— Instructions to follow —
Copy out every line below word for word, leaving out the pictures.

━━ Material for the task

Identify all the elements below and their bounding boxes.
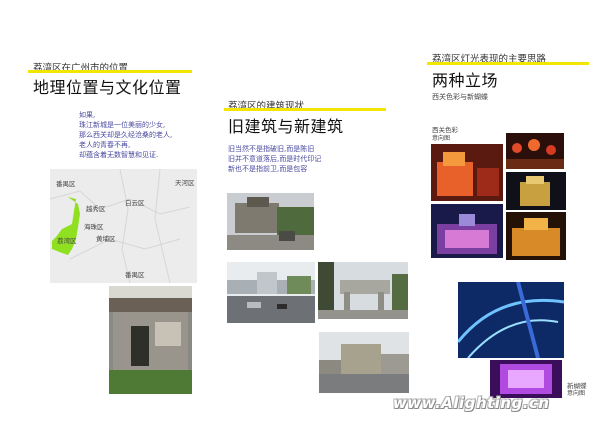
map-label: 越秀区 — [86, 205, 106, 213]
section2-accent-line — [224, 108, 386, 111]
site-watermark: www.Alighting.cn — [393, 394, 550, 412]
section3-title: 两种立场 — [432, 71, 499, 90]
section1-accent-line — [28, 70, 192, 73]
night-lighting-photo-4 — [506, 212, 566, 260]
map-label: 黄埔区 — [96, 235, 116, 243]
section1-text-line: 老人的青春不再, — [79, 141, 131, 149]
archway-gate-photo — [318, 262, 408, 319]
section1-text: 如果, 珠江新城是一位美丽的少女, 那么西关却是久经沧桑的老人, 老人的青春不再… — [79, 110, 172, 160]
liwan-district-area — [52, 197, 80, 255]
modern-lighting-photo-2 — [490, 360, 562, 398]
section3-tagline: 西关色彩与新蝴蝶 — [432, 93, 488, 101]
section2-text-line: 旧并不意道落后,而是时代印记 — [228, 155, 322, 163]
old-building-photo — [109, 286, 192, 394]
map-label: 番禺区 — [56, 180, 76, 188]
lantern-photo — [506, 133, 564, 169]
new-buildings-photo — [319, 332, 409, 393]
night-lighting-photo-2 — [506, 172, 566, 210]
map-label: 荔湾区 — [57, 237, 77, 245]
section1-text-line: 如果, — [79, 111, 96, 119]
map-label: 海珠区 — [84, 223, 104, 231]
night-lighting-photo-1 — [431, 144, 503, 201]
night-lighting-photo-3 — [431, 204, 503, 258]
map-label: 天河区 — [175, 179, 195, 187]
section2-title: 旧建筑与新建筑 — [228, 117, 344, 136]
section1-text-line: 却蕴含着无数智慧和见证. — [79, 151, 159, 159]
section2-text: 旧当然不是指破旧,而是陈旧 旧并不意道落后,而是时代印记 新也不是指前卫,而是包… — [228, 144, 321, 174]
map-label: 白云区 — [125, 199, 145, 207]
old-street-photo — [227, 193, 314, 250]
section1-text-line: 那么西关却是久经沧桑的老人, — [79, 131, 173, 139]
modern-road-photo — [227, 262, 315, 323]
xiguan-color-sublabel: 意向图 — [432, 135, 451, 142]
section3-accent-line — [427, 62, 589, 65]
guangzhou-map: 番禺区 越秀区 白云区 海珠区 荔湾区 黄埔区 天河区 番禺区 — [50, 169, 197, 283]
section2-text-line: 新也不是指前卫,而是包容 — [228, 165, 308, 173]
section1-title: 地理位置与文化位置 — [33, 78, 182, 97]
map-label: 番禺区 — [125, 271, 145, 279]
new-butterfly-sublabel: 意向图 — [567, 390, 586, 397]
section2-text-line: 旧当然不是指破旧,而是陈旧 — [228, 145, 315, 153]
section1-text-line: 珠江新城是一位美丽的少女, — [79, 121, 166, 129]
modern-lighting-photo-1 — [458, 282, 564, 358]
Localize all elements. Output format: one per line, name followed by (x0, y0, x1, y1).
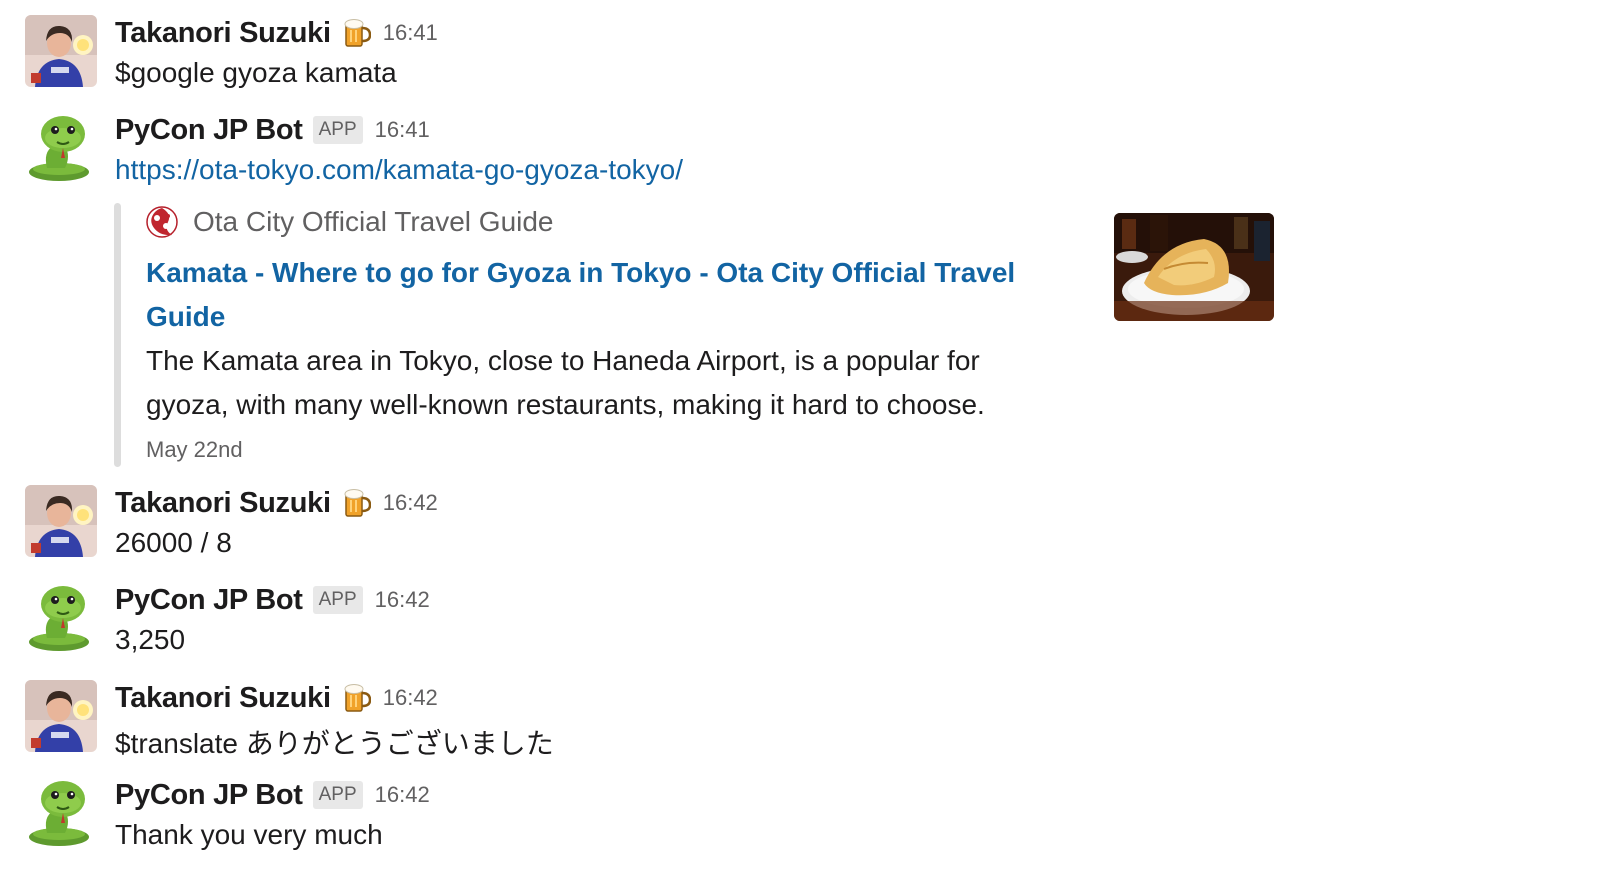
user-avatar[interactable] (25, 680, 97, 752)
beer-mug-icon[interactable] (343, 488, 371, 518)
beer-mug-icon[interactable] (343, 683, 371, 713)
ota-city-logo-icon (146, 206, 178, 238)
gyoza-plate-image[interactable] (1114, 213, 1274, 321)
user-photo-avatar-icon (25, 15, 97, 87)
app-badge: APP (312, 586, 363, 614)
bot-avatar[interactable] (25, 582, 97, 654)
snake-bot-avatar-icon (25, 777, 97, 849)
author-name[interactable]: Takanori Suzuki (115, 17, 331, 50)
unfurl-site: Ota City Official Travel Guide (146, 205, 554, 239)
author-name[interactable]: PyCon JP Bot (115, 114, 303, 147)
beer-mug-icon[interactable] (343, 18, 371, 48)
unfurl-description: The Kamata area in Tokyo, close to Haned… (146, 345, 985, 420)
message-header: Takanori Suzuki 16:42 (115, 485, 438, 521)
message-header: PyCon JP Bot APP 16:42 (115, 777, 430, 813)
message-timestamp[interactable]: 16:41 (375, 117, 430, 143)
user-avatar[interactable] (25, 15, 97, 87)
message-text: https://ota-tokyo.com/kamata-go-gyoza-to… (115, 154, 683, 186)
message-timestamp[interactable]: 16:41 (383, 20, 438, 46)
user-photo-avatar-icon (25, 485, 97, 557)
message-timestamp[interactable]: 16:42 (375, 587, 430, 613)
message-feed: Takanori Suzuki 16:41 $google gyoza kama… (0, 0, 1610, 892)
snake-bot-avatar-icon (25, 582, 97, 654)
unfurl-date: May 22nd (146, 437, 243, 462)
author-name[interactable]: Takanori Suzuki (115, 682, 331, 715)
app-badge: APP (312, 116, 363, 144)
message-text: Thank you very much (115, 819, 383, 850)
message-text: $google gyoza kamata (115, 57, 397, 88)
message-timestamp[interactable]: 16:42 (383, 685, 438, 711)
message-header: Takanori Suzuki 16:41 (115, 15, 438, 51)
message-header: PyCon JP Bot APP 16:42 (115, 582, 430, 618)
user-photo-avatar-icon (25, 680, 97, 752)
bot-avatar[interactable] (25, 112, 97, 184)
message-timestamp[interactable]: 16:42 (383, 490, 438, 516)
message-timestamp[interactable]: 16:42 (375, 782, 430, 808)
bot-avatar[interactable] (25, 777, 97, 849)
unfurl-site-name: Ota City Official Travel Guide (193, 206, 554, 237)
message-link[interactable]: https://ota-tokyo.com/kamata-go-gyoza-to… (115, 154, 683, 185)
author-name[interactable]: Takanori Suzuki (115, 487, 331, 520)
app-badge: APP (312, 781, 363, 809)
message-text: 3,250 (115, 624, 186, 655)
attachment-bar (114, 203, 121, 467)
message-header: Takanori Suzuki 16:42 (115, 680, 438, 716)
message-header: PyCon JP Bot APP 16:41 (115, 112, 430, 148)
author-name[interactable]: PyCon JP Bot (115, 584, 303, 617)
unfurl-title-link[interactable]: Kamata - Where to go for Gyoza in Tokyo … (146, 251, 1046, 339)
user-avatar[interactable] (25, 485, 97, 557)
author-name[interactable]: PyCon JP Bot (115, 779, 303, 812)
snake-bot-avatar-icon (25, 112, 97, 184)
link-unfurl: Ota City Official Travel Guide Kamata - … (114, 203, 1284, 467)
message-text: 26000 / 8 (115, 527, 232, 558)
message-text: $translate ありがとうございました (115, 728, 554, 759)
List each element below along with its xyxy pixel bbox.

━━━━

— Right answer —
Identify all the elements below and their bounding boxes.
map-label: 越秀区 — [86, 205, 106, 213]
section2-accent-line — [224, 108, 386, 111]
site-watermark: www.Alighting.cn — [393, 394, 550, 412]
section3-title: 两种立场 — [432, 71, 499, 90]
section1-accent-line — [28, 70, 192, 73]
night-lighting-photo-4 — [506, 212, 566, 260]
map-label: 黄埔区 — [96, 235, 116, 243]
section1-text-line: 老人的青春不再, — [79, 141, 131, 149]
archway-gate-photo — [318, 262, 408, 319]
section1-text: 如果, 珠江新城是一位美丽的少女, 那么西关却是久经沧桑的老人, 老人的青春不再… — [79, 110, 172, 160]
liwan-district-area — [52, 197, 80, 255]
modern-lighting-photo-2 — [490, 360, 562, 398]
section3-tagline: 西关色彩与新蝴蝶 — [432, 93, 488, 101]
section2-text-line: 旧并不意道落后,而是时代印记 — [228, 155, 322, 163]
old-building-photo — [109, 286, 192, 394]
map-label: 番禺区 — [56, 180, 76, 188]
lantern-photo — [506, 133, 564, 169]
new-buildings-photo — [319, 332, 409, 393]
night-lighting-photo-2 — [506, 172, 566, 210]
map-label: 荔湾区 — [57, 237, 77, 245]
section1-text-line: 如果, — [79, 111, 96, 119]
map-label: 海珠区 — [84, 223, 104, 231]
night-lighting-photo-1 — [431, 144, 503, 201]
night-lighting-photo-3 — [431, 204, 503, 258]
map-label: 天河区 — [175, 179, 195, 187]
section2-title: 旧建筑与新建筑 — [228, 117, 344, 136]
section1-text-line: 却蕴含着无数智慧和见证. — [79, 151, 159, 159]
section2-text: 旧当然不是指破旧,而是陈旧 旧并不意道落后,而是时代印记 新也不是指前卫,而是包… — [228, 144, 321, 174]
map-label: 白云区 — [125, 199, 145, 207]
old-street-photo — [227, 193, 314, 250]
section1-text-line: 那么西关却是久经沧桑的老人, — [79, 131, 173, 139]
modern-road-photo — [227, 262, 315, 323]
xiguan-color-sublabel: 意向图 — [432, 135, 451, 142]
section3-accent-line — [427, 62, 589, 65]
guangzhou-map: 番禺区 越秀区 白云区 海珠区 荔湾区 黄埔区 天河区 番禺区 — [50, 169, 197, 283]
section2-text-line: 新也不是指前卫,而是包容 — [228, 165, 308, 173]
section1-title: 地理位置与文化位置 — [33, 78, 182, 97]
map-label: 番禺区 — [125, 271, 145, 279]
new-butterfly-sublabel: 意向图 — [567, 390, 586, 397]
section2-text-line: 旧当然不是指破旧,而是陈旧 — [228, 145, 315, 153]
section1-text-line: 珠江新城是一位美丽的少女, — [79, 121, 166, 129]
modern-lighting-photo-1 — [458, 282, 564, 358]
Localize all elements. Output format: one per line, name followed by (x0, y0, x1, y1).
user-avatar[interactable] (25, 680, 97, 752)
beer-mug-icon[interactable] (343, 488, 371, 518)
beer-mug-icon[interactable] (343, 683, 371, 713)
ota-city-logo-icon (146, 206, 178, 238)
gyoza-plate-image[interactable] (1114, 213, 1274, 321)
user-photo-avatar-icon (25, 15, 97, 87)
app-badge: APP (312, 586, 363, 614)
bot-avatar[interactable] (25, 582, 97, 654)
snake-bot-avatar-icon (25, 777, 97, 849)
author-name[interactable]: Takanori Suzuki (115, 17, 331, 50)
unfurl-site: Ota City Official Travel Guide (146, 205, 554, 239)
author-name[interactable]: PyCon JP Bot (115, 114, 303, 147)
beer-mug-icon[interactable] (343, 18, 371, 48)
unfurl-description: The Kamata area in Tokyo, close to Haned… (146, 345, 985, 420)
message-header: Takanori Suzuki 16:42 (115, 485, 438, 521)
message-header: PyCon JP Bot APP 16:42 (115, 777, 430, 813)
message-timestamp[interactable]: 16:41 (375, 117, 430, 143)
user-avatar[interactable] (25, 15, 97, 87)
message-text: https://ota-tokyo.com/kamata-go-gyoza-to… (115, 154, 683, 186)
message-timestamp[interactable]: 16:41 (383, 20, 438, 46)
user-photo-avatar-icon (25, 485, 97, 557)
message-timestamp[interactable]: 16:42 (375, 587, 430, 613)
message-feed: Takanori Suzuki 16:41 $google gyoza kama… (0, 0, 1610, 892)
snake-bot-avatar-icon (25, 582, 97, 654)
unfurl-date: May 22nd (146, 437, 243, 462)
author-name[interactable]: Takanori Suzuki (115, 682, 331, 715)
app-badge: APP (312, 116, 363, 144)
message-text: Thank you very much (115, 819, 383, 850)
message-text: $google gyoza kamata (115, 57, 397, 88)
message-timestamp[interactable]: 16:42 (383, 685, 438, 711)
message-header: Takanori Suzuki 16:41 (115, 15, 438, 51)
message-header: PyCon JP Bot APP 16:42 (115, 582, 430, 618)
user-photo-avatar-icon (25, 680, 97, 752)
bot-avatar[interactable] (25, 112, 97, 184)
message-timestamp[interactable]: 16:42 (383, 490, 438, 516)
message-timestamp[interactable]: 16:42 (375, 782, 430, 808)
bot-avatar[interactable] (25, 777, 97, 849)
unfurl-site-name: Ota City Official Travel Guide (193, 206, 554, 237)
message-link[interactable]: https://ota-tokyo.com/kamata-go-gyoza-to… (115, 154, 683, 185)
author-name[interactable]: Takanori Suzuki (115, 487, 331, 520)
app-badge: APP (312, 781, 363, 809)
message-text: 3,250 (115, 624, 186, 655)
attachment-bar (114, 203, 121, 467)
message-header: Takanori Suzuki 16:42 (115, 680, 438, 716)
message-header: PyCon JP Bot APP 16:41 (115, 112, 430, 148)
author-name[interactable]: PyCon JP Bot (115, 584, 303, 617)
unfurl-title-link[interactable]: Kamata - Where to go for Gyoza in Tokyo … (146, 251, 1046, 339)
user-avatar[interactable] (25, 485, 97, 557)
author-name[interactable]: PyCon JP Bot (115, 779, 303, 812)
snake-bot-avatar-icon (25, 112, 97, 184)
link-unfurl: Ota City Official Travel Guide Kamata - … (114, 203, 1284, 467)
message-text: 26000 / 8 (115, 527, 232, 558)
message-text: $translate ありがとうございました (115, 728, 554, 759)
List each element below along with its xyxy pixel bbox.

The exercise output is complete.